● **GIVEN ENTRIES**
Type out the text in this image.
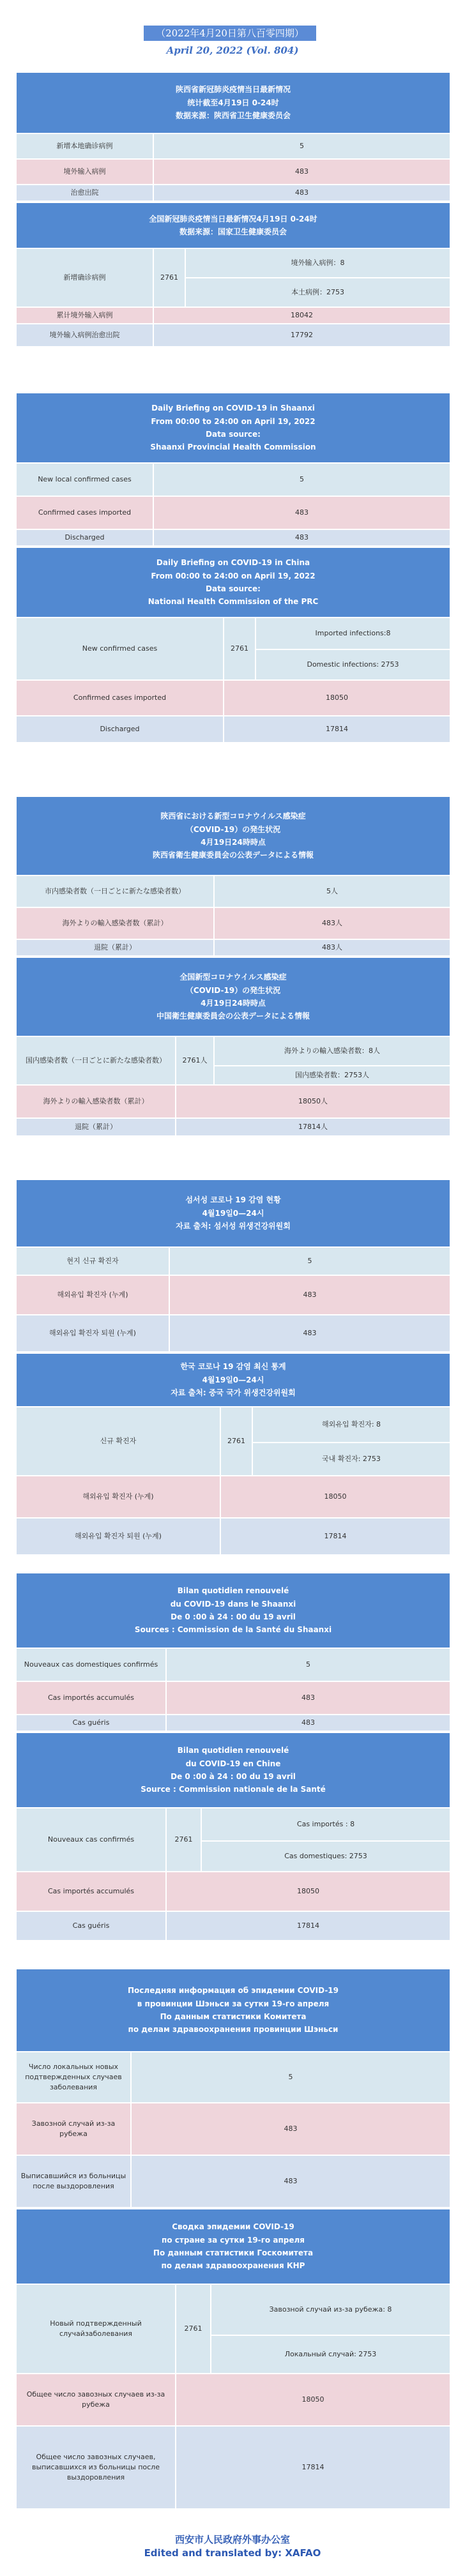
（2022年4月20日第八百零四期）
April 20, 2022 (Vol. 804)
陕西省新冠肺炎疫情当日最新情况
统计截至4月19日 0-24时
数据来源：陕西省卫生健康委员会	

新增本地确诊病例	5
境外输入病例	483
治愈出院	483
全国新冠肺炎疫情当日最新情况4月19日 0-24时
数据来源：国家卫生健康委员会		

新增确诊病例	2761	境外输入病例：8
		本土病例：2753
累计境外输入病例	18042	
境外输入病例治愈出院	17792	
Daily Briefing on COVID-19 in Shaanxi
From 00:00 to 24:00 on April 19, 2022
Data source:
Shaanxi Provincial Health Commission	

New local confirmed cases	5
Confirmed cases imported	483
Discharged	483
Daily Briefing on COVID-19 in China
From 00:00 to 24:00 on April 19, 2022
Data source:
National Health Commission of the PRC		

New confirmed cases	2761	Imported infections:8
		Domestic infections: 2753
Confirmed cases imported	18050	
Discharged	17814	
陝西省における新型コロナウイルス感染症
（COVID-19）の発生状況
4月19日24時時点
陝西省衛生健康委員会の公表データによる情報	

市内感染者数（一日ごとに新たな感染者数）	5人
海外よりの輸入感染者数（累計）	483人
退院（累計）	483人
全国新型コロナウイルス感染症
（COVID-19）の発生状況
4月19日24時時点
中国衛生健康委員会の公表データによる情報		

国内感染者数（一日ごとに新たな感染者数）	2761人	海外よりの輸入感染者数：8人
		国内感染者数：2753人
海外よりの輸入感染者数（累計）	18050人	
退院（累計）	17814人	
섬서성 코로나 19 감염 현황
4월19일0—24시
자료 출처: 섬서성 위생건강위원회	

현지 신규 확진자	5
해외유입 확진자 (누계)	483
해외유입 확진자 퇴원 (누계)	483
한국 코로나 19 감염 최신 통계
4월19일0—24시
자료 출처: 중국 국가 위생건강위원회		

신규 확진자	2761	해외유입 확진자: 8
		국내 확진자: 2753
해외유입 확진자 (누계)	18050	
해외유입 확진자 퇴원 (누계)	17814	
Bilan quotidien renouvelé
du COVID-19 dans le Shaanxi
De 0 :00 à 24 : 00 du 19 avril
Sources : Commission de la Santé du Shaanxi	

Nouveaux cas domestiques confirmés	5
Cas importés accumulés	483
Cas guéris	483
Bilan quotidien renouvelé
du COVID-19 en Chine
De 0 :00 à 24 : 00 du 19 avril
Source : Commission nationale de la Santé		

Nouveaux cas confirmés	2761	Cas importés : 8
		Cas domestiques: 2753
Cas importés accumulés	18050	
Cas guéris	17814	
Последняя информация об эпидемии COVID-19
в провинции Шэньси за сутки 19-го апреля
По данным статистики Комитета
по делам здравоохранения провинции Шэньси	

Число локальных новых подтвержденных случаев заболевания	5
Завозной случай из-за рубежа	483
Выписавшийся из больницы после выздоровления	483
Сводка эпидемии COVID-19
по стране за сутки 19-го апреля
По данным статистики Госкомитета
по делам здравоохранения КНР		

Новый подтвержденный случайзаболевания	2761	Завозной случай из-за рубежа: 8
		Локальный случай: 2753
Общее число завозных случаев из-за рубежа	18050	
Общее число завозных случаев, выписавшихся из больницы после выздоровления	17814	
西安市人民政府外事办公室
Edited and translated by: XAFAO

● **WORK TO COMPLETE**
Reproduce each line of the entries in which the word "一日ごとに新たな感染者数" is found.

● **OUTPUT**
市内感染者数（一日ごとに新たな感染者数）	5人
国内感染者数（一日ごとに新たな感染者数）	2761人	海外よりの輸入感染者数：8人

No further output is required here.